(Data records)
• • • •
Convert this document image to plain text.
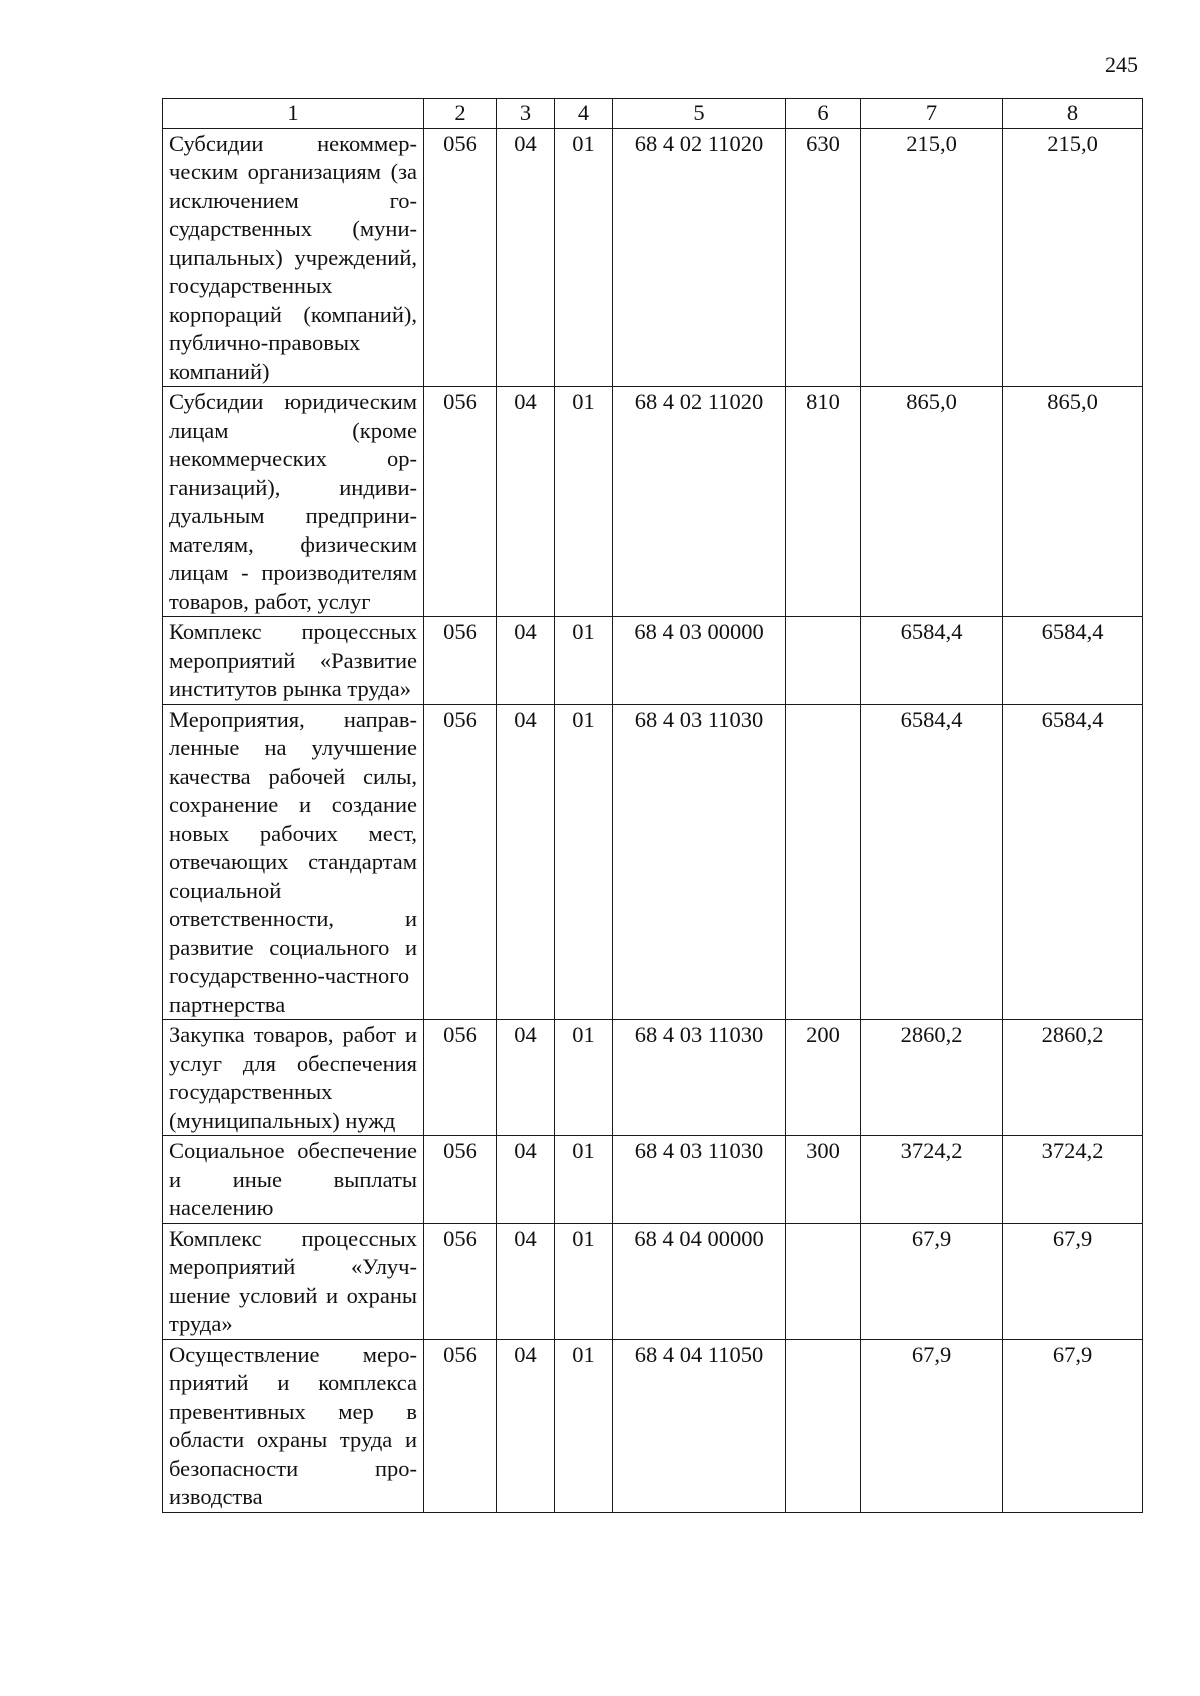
245
1	2	3	4	5	6	7	8
Субсидии некоммерческим организациям (за исключением государственных (муниципальных) учреждений, государственных корпораций (компаний), публично-правовых компаний)	056	04	01	68 4 02 11020	630	215,0	215,0
Субсидии юридическим лицам (кроме некоммерческих организаций), индивидуальным предпринимателям, физическим лицам - производителям товаров, работ, услуг	056	04	01	68 4 02 11020	810	865,0	865,0
Комплекс процессных мероприятий «Развитие институтов рынка труда»	056	04	01	68 4 03 00000		6584,4	6584,4
Мероприятия, направленные на улучшение качества рабочей силы, сохранение и создание новых рабочих мест, отвечающих стандартам социальной ответственности, и развитие социального и государственно-частного партнерства	056	04	01	68 4 03 11030		6584,4	6584,4
Закупка товаров, работ и услуг для обеспечения государственных (муниципальных) нужд	056	04	01	68 4 03 11030	200	2860,2	2860,2
Социальное обеспечение и иные выплаты населению	056	04	01	68 4 03 11030	300	3724,2	3724,2
Комплекс процессных мероприятий «Улучшение условий и охраны труда»	056	04	01	68 4 04 00000		67,9	67,9
Осуществление мероприятий и комплекса превентивных мер в области охраны труда и безопасности производства	056	04	01	68 4 04 11050		67,9	67,9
• • • •
- **YOUR GOAL**
Except for the pictures, give all the material above again verbatim.

- **RESPONSE FOR THIS EXERCISE**
Convert this document image to plain text.
245
1	2	3	4	5	6	7	8
Субсидии некоммерческим организациям (за исключением государственных (муниципальных) учреждений, государственных корпораций (компаний), публично-правовых компаний)	056	04	01	68 4 02 11020	630	215,0	215,0
Субсидии юридическим лицам (кроме некоммерческих организаций), индивидуальным предпринимателям, физическим лицам - производителям товаров, работ, услуг	056	04	01	68 4 02 11020	810	865,0	865,0
Комплекс процессных мероприятий «Развитие институтов рынка труда»	056	04	01	68 4 03 00000		6584,4	6584,4
Мероприятия, направленные на улучшение качества рабочей силы, сохранение и создание новых рабочих мест, отвечающих стандартам социальной ответственности, и развитие социального и государственно-частного партнерства	056	04	01	68 4 03 11030		6584,4	6584,4
Закупка товаров, работ и услуг для обеспечения государственных (муниципальных) нужд	056	04	01	68 4 03 11030	200	2860,2	2860,2
Социальное обеспечение и иные выплаты населению	056	04	01	68 4 03 11030	300	3724,2	3724,2
Комплекс процессных мероприятий «Улучшение условий и охраны труда»	056	04	01	68 4 04 00000		67,9	67,9
Осуществление мероприятий и комплекса превентивных мер в области охраны труда и безопасности производства	056	04	01	68 4 04 11050		67,9	67,9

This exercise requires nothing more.